[Records]
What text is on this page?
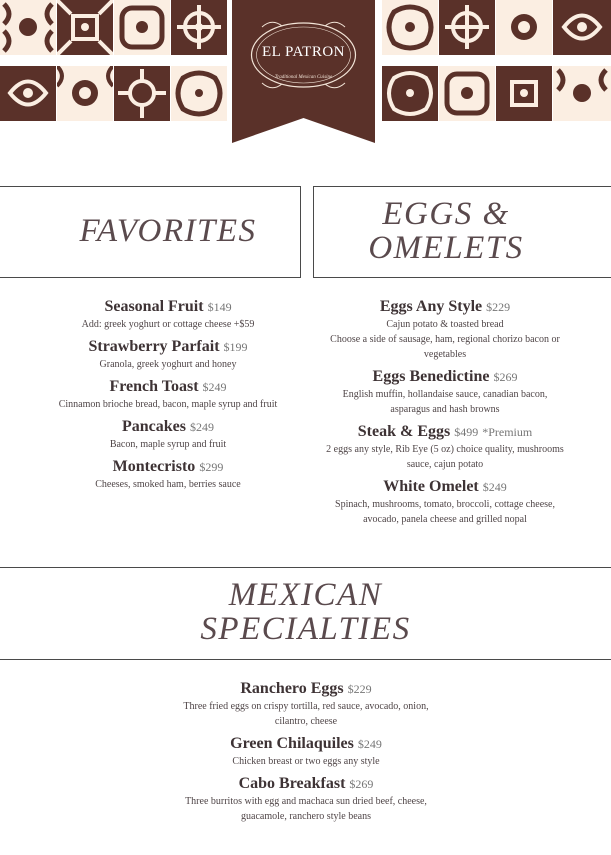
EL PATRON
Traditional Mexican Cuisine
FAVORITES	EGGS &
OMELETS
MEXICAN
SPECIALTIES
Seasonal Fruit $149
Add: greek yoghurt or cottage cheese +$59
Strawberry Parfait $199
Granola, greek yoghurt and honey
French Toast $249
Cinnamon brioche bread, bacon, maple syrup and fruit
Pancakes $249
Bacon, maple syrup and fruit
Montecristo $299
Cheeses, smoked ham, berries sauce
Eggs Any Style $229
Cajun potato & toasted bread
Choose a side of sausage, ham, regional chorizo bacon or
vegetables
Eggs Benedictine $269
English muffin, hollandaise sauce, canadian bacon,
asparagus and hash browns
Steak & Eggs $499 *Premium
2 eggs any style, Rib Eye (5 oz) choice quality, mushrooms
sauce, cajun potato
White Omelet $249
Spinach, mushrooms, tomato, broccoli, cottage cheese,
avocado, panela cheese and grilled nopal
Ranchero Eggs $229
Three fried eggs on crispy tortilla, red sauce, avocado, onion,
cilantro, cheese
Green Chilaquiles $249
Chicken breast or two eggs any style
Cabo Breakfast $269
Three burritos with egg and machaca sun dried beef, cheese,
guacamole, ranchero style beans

» What the task requires: Restate the whole of the material word for word without the pictures.

» Task output:
What text is on this page?
EL PATRON
Traditional Mexican Cuisine
FAVORITES	EGGS &
OMELETS
MEXICAN
SPECIALTIES
Seasonal Fruit $149
Add: greek yoghurt or cottage cheese +$59
Strawberry Parfait $199
Granola, greek yoghurt and honey
French Toast $249
Cinnamon brioche bread, bacon, maple syrup and fruit
Pancakes $249
Bacon, maple syrup and fruit
Montecristo $299
Cheeses, smoked ham, berries sauce
Eggs Any Style $229
Cajun potato & toasted bread
Choose a side of sausage, ham, regional chorizo bacon or
vegetables
Eggs Benedictine $269
English muffin, hollandaise sauce, canadian bacon,
asparagus and hash browns
Steak & Eggs $499 *Premium
2 eggs any style, Rib Eye (5 oz) choice quality, mushrooms
sauce, cajun potato
White Omelet $249
Spinach, mushrooms, tomato, broccoli, cottage cheese,
avocado, panela cheese and grilled nopal
Ranchero Eggs $229
Three fried eggs on crispy tortilla, red sauce, avocado, onion,
cilantro, cheese
Green Chilaquiles $249
Chicken breast or two eggs any style
Cabo Breakfast $269
Three burritos with egg and machaca sun dried beef, cheese,
guacamole, ranchero style beans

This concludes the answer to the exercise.